Stored dataset items
►

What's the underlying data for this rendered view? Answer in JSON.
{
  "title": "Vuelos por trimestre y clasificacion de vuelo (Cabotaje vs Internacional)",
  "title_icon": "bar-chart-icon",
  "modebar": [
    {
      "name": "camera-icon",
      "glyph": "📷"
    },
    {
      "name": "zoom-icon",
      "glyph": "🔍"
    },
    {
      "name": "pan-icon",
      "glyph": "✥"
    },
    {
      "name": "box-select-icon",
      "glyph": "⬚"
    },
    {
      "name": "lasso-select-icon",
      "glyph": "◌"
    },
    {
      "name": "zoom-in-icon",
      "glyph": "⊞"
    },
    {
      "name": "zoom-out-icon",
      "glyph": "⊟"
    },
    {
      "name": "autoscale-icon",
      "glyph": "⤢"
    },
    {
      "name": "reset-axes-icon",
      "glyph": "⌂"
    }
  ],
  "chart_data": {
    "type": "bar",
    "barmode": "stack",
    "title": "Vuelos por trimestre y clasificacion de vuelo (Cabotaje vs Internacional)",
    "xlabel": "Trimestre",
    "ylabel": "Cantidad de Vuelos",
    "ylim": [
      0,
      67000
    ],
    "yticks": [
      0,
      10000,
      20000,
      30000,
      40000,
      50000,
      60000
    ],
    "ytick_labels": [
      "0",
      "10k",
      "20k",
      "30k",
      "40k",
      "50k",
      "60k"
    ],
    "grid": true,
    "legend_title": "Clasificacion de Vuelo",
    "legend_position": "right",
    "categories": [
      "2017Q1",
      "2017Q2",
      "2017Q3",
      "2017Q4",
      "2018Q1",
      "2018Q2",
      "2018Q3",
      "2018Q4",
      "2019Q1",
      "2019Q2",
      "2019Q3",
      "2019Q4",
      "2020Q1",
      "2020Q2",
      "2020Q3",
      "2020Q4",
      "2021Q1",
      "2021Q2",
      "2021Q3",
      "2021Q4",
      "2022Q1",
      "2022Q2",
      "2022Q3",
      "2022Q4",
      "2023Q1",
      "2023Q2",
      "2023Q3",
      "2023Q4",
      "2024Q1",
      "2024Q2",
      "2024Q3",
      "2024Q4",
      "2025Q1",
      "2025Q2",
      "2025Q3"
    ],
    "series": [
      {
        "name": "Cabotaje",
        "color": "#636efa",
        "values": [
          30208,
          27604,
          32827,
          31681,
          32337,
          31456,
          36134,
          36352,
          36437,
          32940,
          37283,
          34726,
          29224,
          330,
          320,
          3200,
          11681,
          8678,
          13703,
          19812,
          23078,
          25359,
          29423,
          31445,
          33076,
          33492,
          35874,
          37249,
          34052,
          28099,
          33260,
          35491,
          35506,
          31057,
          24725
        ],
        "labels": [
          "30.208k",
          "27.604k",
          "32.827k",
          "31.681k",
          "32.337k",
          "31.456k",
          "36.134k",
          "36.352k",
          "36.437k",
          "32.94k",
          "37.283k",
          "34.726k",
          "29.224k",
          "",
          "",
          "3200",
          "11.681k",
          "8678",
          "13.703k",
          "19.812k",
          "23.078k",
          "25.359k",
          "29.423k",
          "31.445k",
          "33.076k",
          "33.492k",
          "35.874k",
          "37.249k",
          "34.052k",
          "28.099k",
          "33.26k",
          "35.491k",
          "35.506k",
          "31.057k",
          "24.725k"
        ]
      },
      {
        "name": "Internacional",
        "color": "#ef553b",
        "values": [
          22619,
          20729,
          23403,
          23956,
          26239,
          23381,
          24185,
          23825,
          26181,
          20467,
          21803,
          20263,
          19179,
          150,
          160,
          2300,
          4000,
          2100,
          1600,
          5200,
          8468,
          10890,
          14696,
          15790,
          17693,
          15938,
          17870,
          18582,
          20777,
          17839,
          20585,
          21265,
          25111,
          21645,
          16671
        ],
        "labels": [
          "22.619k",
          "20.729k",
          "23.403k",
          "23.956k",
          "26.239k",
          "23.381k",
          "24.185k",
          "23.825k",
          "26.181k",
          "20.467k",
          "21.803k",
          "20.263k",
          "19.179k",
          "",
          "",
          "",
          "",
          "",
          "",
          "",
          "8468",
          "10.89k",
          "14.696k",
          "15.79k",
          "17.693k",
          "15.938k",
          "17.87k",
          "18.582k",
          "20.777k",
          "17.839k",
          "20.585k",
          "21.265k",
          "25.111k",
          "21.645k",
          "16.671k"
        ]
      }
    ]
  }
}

◄

» YOUR INSTRUCTIONS: Output all preceding records character for character.

» REPLY:
What's the underlying data for this rendered view? Answer in JSON.
{
  "title": "Vuelos por trimestre y clasificacion de vuelo (Cabotaje vs Internacional)",
  "title_icon": "bar-chart-icon",
  "modebar": [
    {
      "name": "camera-icon",
      "glyph": "📷"
    },
    {
      "name": "zoom-icon",
      "glyph": "🔍"
    },
    {
      "name": "pan-icon",
      "glyph": "✥"
    },
    {
      "name": "box-select-icon",
      "glyph": "⬚"
    },
    {
      "name": "lasso-select-icon",
      "glyph": "◌"
    },
    {
      "name": "zoom-in-icon",
      "glyph": "⊞"
    },
    {
      "name": "zoom-out-icon",
      "glyph": "⊟"
    },
    {
      "name": "autoscale-icon",
      "glyph": "⤢"
    },
    {
      "name": "reset-axes-icon",
      "glyph": "⌂"
    }
  ],
  "chart_data": {
    "type": "bar",
    "barmode": "stack",
    "title": "Vuelos por trimestre y clasificacion de vuelo (Cabotaje vs Internacional)",
    "xlabel": "Trimestre",
    "ylabel": "Cantidad de Vuelos",
    "ylim": [
      0,
      67000
    ],
    "yticks": [
      0,
      10000,
      20000,
      30000,
      40000,
      50000,
      60000
    ],
    "ytick_labels": [
      "0",
      "10k",
      "20k",
      "30k",
      "40k",
      "50k",
      "60k"
    ],
    "grid": true,
    "legend_title": "Clasificacion de Vuelo",
    "legend_position": "right",
    "categories": [
      "2017Q1",
      "2017Q2",
      "2017Q3",
      "2017Q4",
      "2018Q1",
      "2018Q2",
      "2018Q3",
      "2018Q4",
      "2019Q1",
      "2019Q2",
      "2019Q3",
      "2019Q4",
      "2020Q1",
      "2020Q2",
      "2020Q3",
      "2020Q4",
      "2021Q1",
      "2021Q2",
      "2021Q3",
      "2021Q4",
      "2022Q1",
      "2022Q2",
      "2022Q3",
      "2022Q4",
      "2023Q1",
      "2023Q2",
      "2023Q3",
      "2023Q4",
      "2024Q1",
      "2024Q2",
      "2024Q3",
      "2024Q4",
      "2025Q1",
      "2025Q2",
      "2025Q3"
    ],
    "series": [
      {
        "name": "Cabotaje",
        "color": "#636efa",
        "values": [
          30208,
          27604,
          32827,
          31681,
          32337,
          31456,
          36134,
          36352,
          36437,
          32940,
          37283,
          34726,
          29224,
          330,
          320,
          3200,
          11681,
          8678,
          13703,
          19812,
          23078,
          25359,
          29423,
          31445,
          33076,
          33492,
          35874,
          37249,
          34052,
          28099,
          33260,
          35491,
          35506,
          31057,
          24725
        ],
        "labels": [
          "30.208k",
          "27.604k",
          "32.827k",
          "31.681k",
          "32.337k",
          "31.456k",
          "36.134k",
          "36.352k",
          "36.437k",
          "32.94k",
          "37.283k",
          "34.726k",
          "29.224k",
          "",
          "",
          "3200",
          "11.681k",
          "8678",
          "13.703k",
          "19.812k",
          "23.078k",
          "25.359k",
          "29.423k",
          "31.445k",
          "33.076k",
          "33.492k",
          "35.874k",
          "37.249k",
          "34.052k",
          "28.099k",
          "33.26k",
          "35.491k",
          "35.506k",
          "31.057k",
          "24.725k"
        ]
      },
      {
        "name": "Internacional",
        "color": "#ef553b",
        "values": [
          22619,
          20729,
          23403,
          23956,
          26239,
          23381,
          24185,
          23825,
          26181,
          20467,
          21803,
          20263,
          19179,
          150,
          160,
          2300,
          4000,
          2100,
          1600,
          5200,
          8468,
          10890,
          14696,
          15790,
          17693,
          15938,
          17870,
          18582,
          20777,
          17839,
          20585,
          21265,
          25111,
          21645,
          16671
        ],
        "labels": [
          "22.619k",
          "20.729k",
          "23.403k",
          "23.956k",
          "26.239k",
          "23.381k",
          "24.185k",
          "23.825k",
          "26.181k",
          "20.467k",
          "21.803k",
          "20.263k",
          "19.179k",
          "",
          "",
          "",
          "",
          "",
          "",
          "",
          "8468",
          "10.89k",
          "14.696k",
          "15.79k",
          "17.693k",
          "15.938k",
          "17.87k",
          "18.582k",
          "20.777k",
          "17.839k",
          "20.585k",
          "21.265k",
          "25.111k",
          "21.645k",
          "16.671k"
        ]
      }
    ]
  }
}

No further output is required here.